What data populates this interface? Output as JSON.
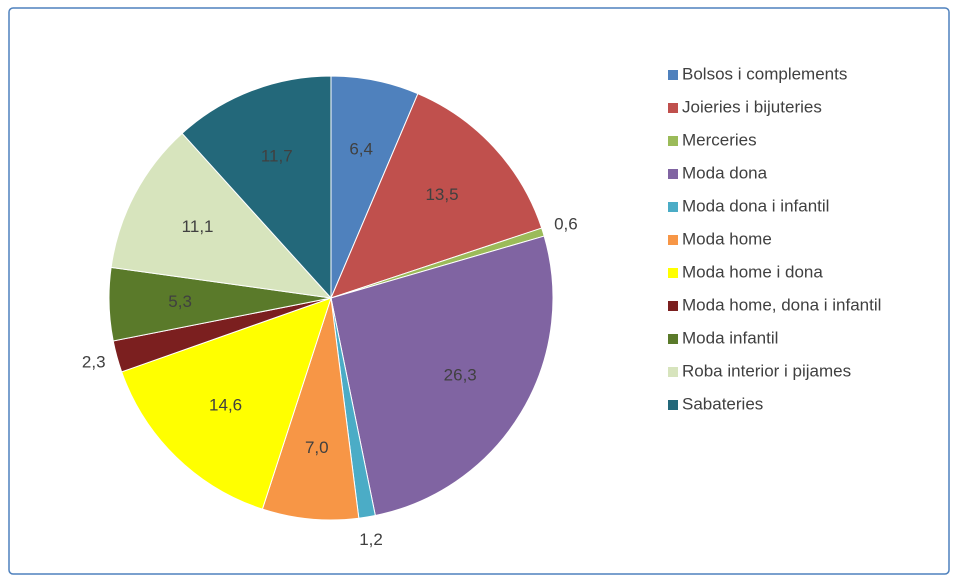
{
  "chart_data": {
    "type": "pie",
    "categories": [
      "Bolsos i complements",
      "Joieries i bijuteries",
      "Merceries",
      "Moda dona",
      "Moda dona i infantil",
      "Moda home",
      "Moda home i dona",
      "Moda home, dona i infantil",
      "Moda infantil",
      "Roba interior i pijames",
      "Sabateries"
    ],
    "values": [
      6.4,
      13.5,
      0.6,
      26.3,
      1.2,
      7.0,
      14.6,
      2.3,
      5.3,
      11.1,
      11.7
    ],
    "value_labels": [
      "6,4",
      "13,5",
      "0,6",
      "26,3",
      "1,2",
      "7,0",
      "14,6",
      "2,3",
      "5,3",
      "11,1",
      "11,7"
    ],
    "colors": [
      "#4f81bd",
      "#c0504d",
      "#9bbb59",
      "#8064a2",
      "#4bacc6",
      "#f79646",
      "#ffff00",
      "#7b1f1f",
      "#5a7a2a",
      "#d7e4bd",
      "#23687a"
    ],
    "legend": "right"
  }
}
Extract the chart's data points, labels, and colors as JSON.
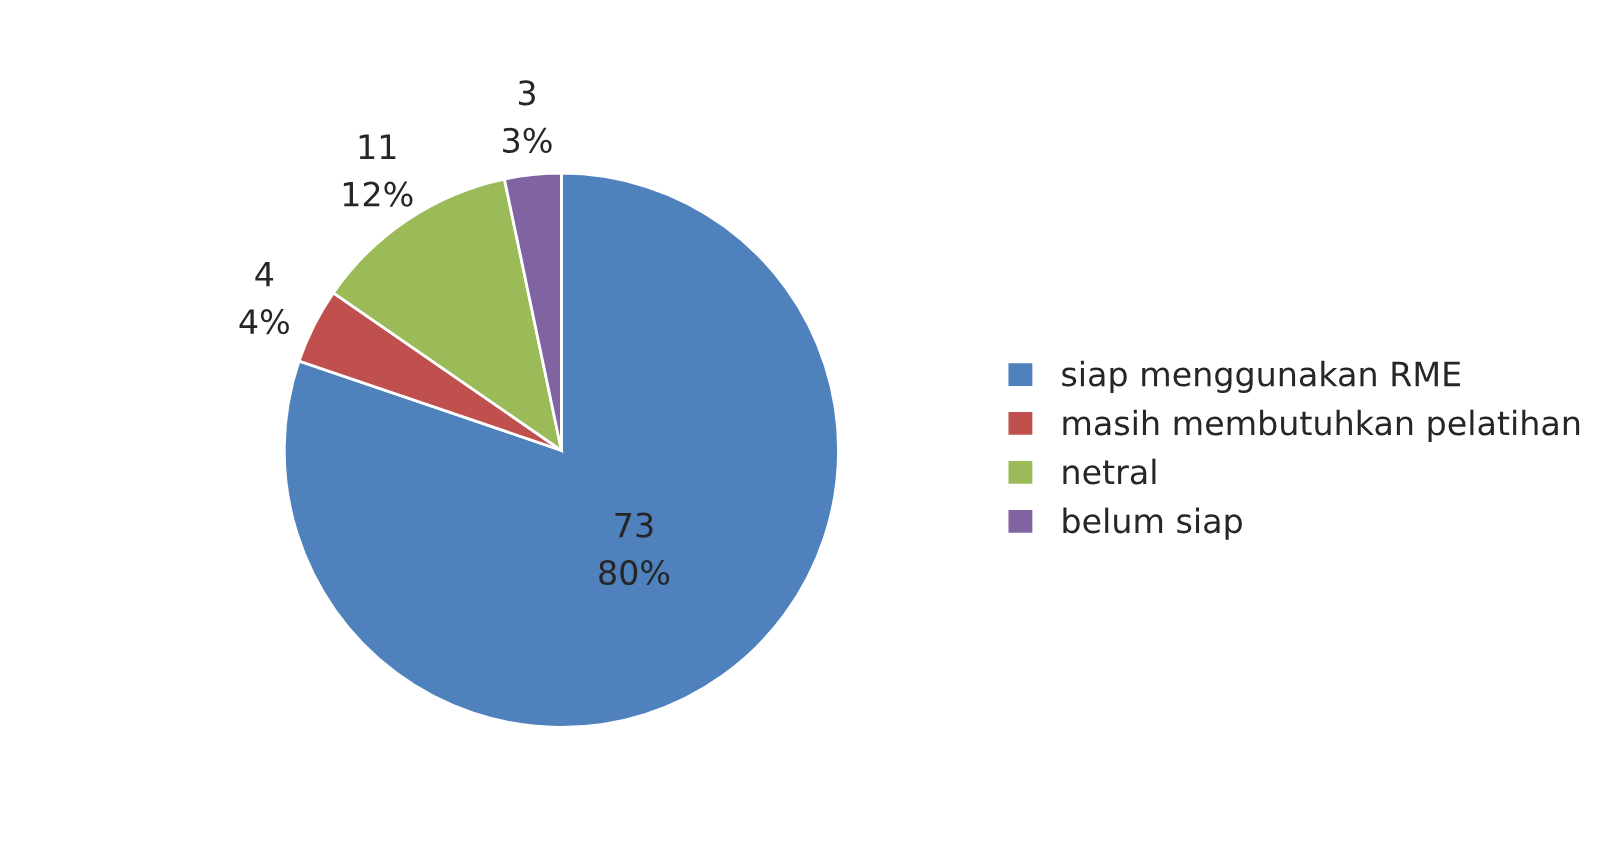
{
  "chart_data": {
    "type": "pie",
    "categories": [
      "siap menggunakan RME",
      "masih membutuhkan pelatihan",
      "netral",
      "belum siap"
    ],
    "values": [
      73,
      4,
      11,
      3
    ],
    "colors": [
      "#4f81bd",
      "#c0504d",
      "#9bbb59",
      "#8064a2"
    ],
    "value_labels": [
      "73\n80%",
      "4\n4%",
      "11\n12%",
      "3\n3%"
    ],
    "legend": "right"
  }
}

···

■ What is being asked: Every line that holds the word "dona" should be extracted.

■ Solution for this task:
      "Moda dona",
      "Moda dona i infantil",
      "Moda home i dona",
      "Moda home, dona i infantil",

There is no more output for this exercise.